# TRECHO DE ORIGEM:

Saturday, October 29, 2011

Faz de conta que fomos felizes



"Sempre fui sentimental e nunca levei adiante relações em que não estivesse emocionalmente envolvida, e por mais que eu pareça ser durona, é apenas fachada. Só eu sei o quanto já sonhei em ser uma princesa resgatada da torre de um castelo." (Martha Medeiros)
Não sou escritor, na verdade eu fui escrito.
Sou um personagem inventado com receio de nunca ter um final.

Talvez pela ansiedade em encontrar meu destino ou pelas vezes que li e vivi histórias que não eram minhas, comecei a escrever numa tentativa inútil de aliviar a dor.

Li e reli livros e mais livros, procurando princesas que ainda não haviam sido salvas. Pensava se havia escritor cruel o bastante para criar um príncipe sem ninguém.

# REQUISITOS DA TAREFA:
Transcreva do trecho de origem a passagem que começa em "Sou um personagem" e vai até "príncipe sem ninguém.", incluindo essas últimas palavras.

# DADOS DE ORIGEM:
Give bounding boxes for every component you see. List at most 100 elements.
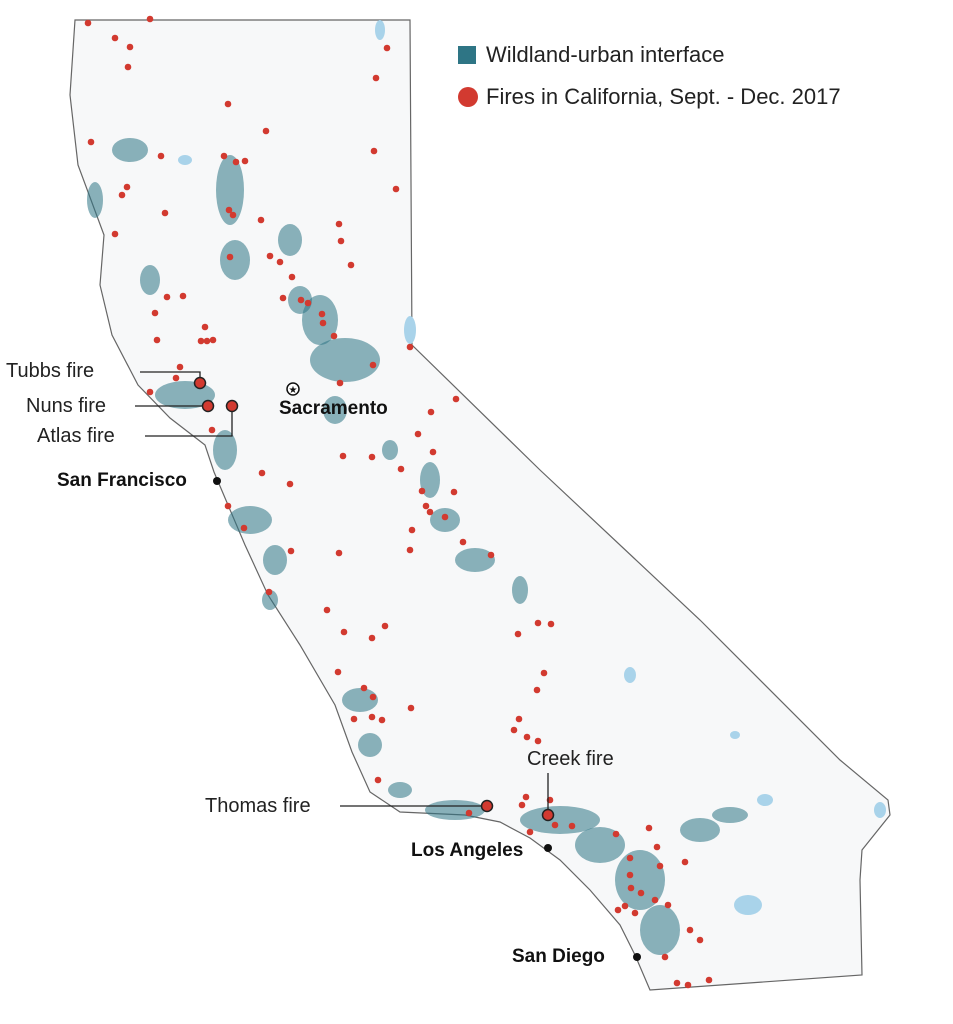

# SOLUÇÃO DO PROBLEMA:
Sou um personagem inventado com receio de nunca ter um final.

Talvez pela ansiedade em encontrar meu destino ou pelas vezes que li e vivi histórias que não eram minhas, comecei a escrever numa tentativa inútil de aliviar a dor.

Li e reli livros e mais livros, procurando princesas que ainda não haviam sido salvas. Pensava se havia escritor cruel o bastante para criar um príncipe sem ninguém.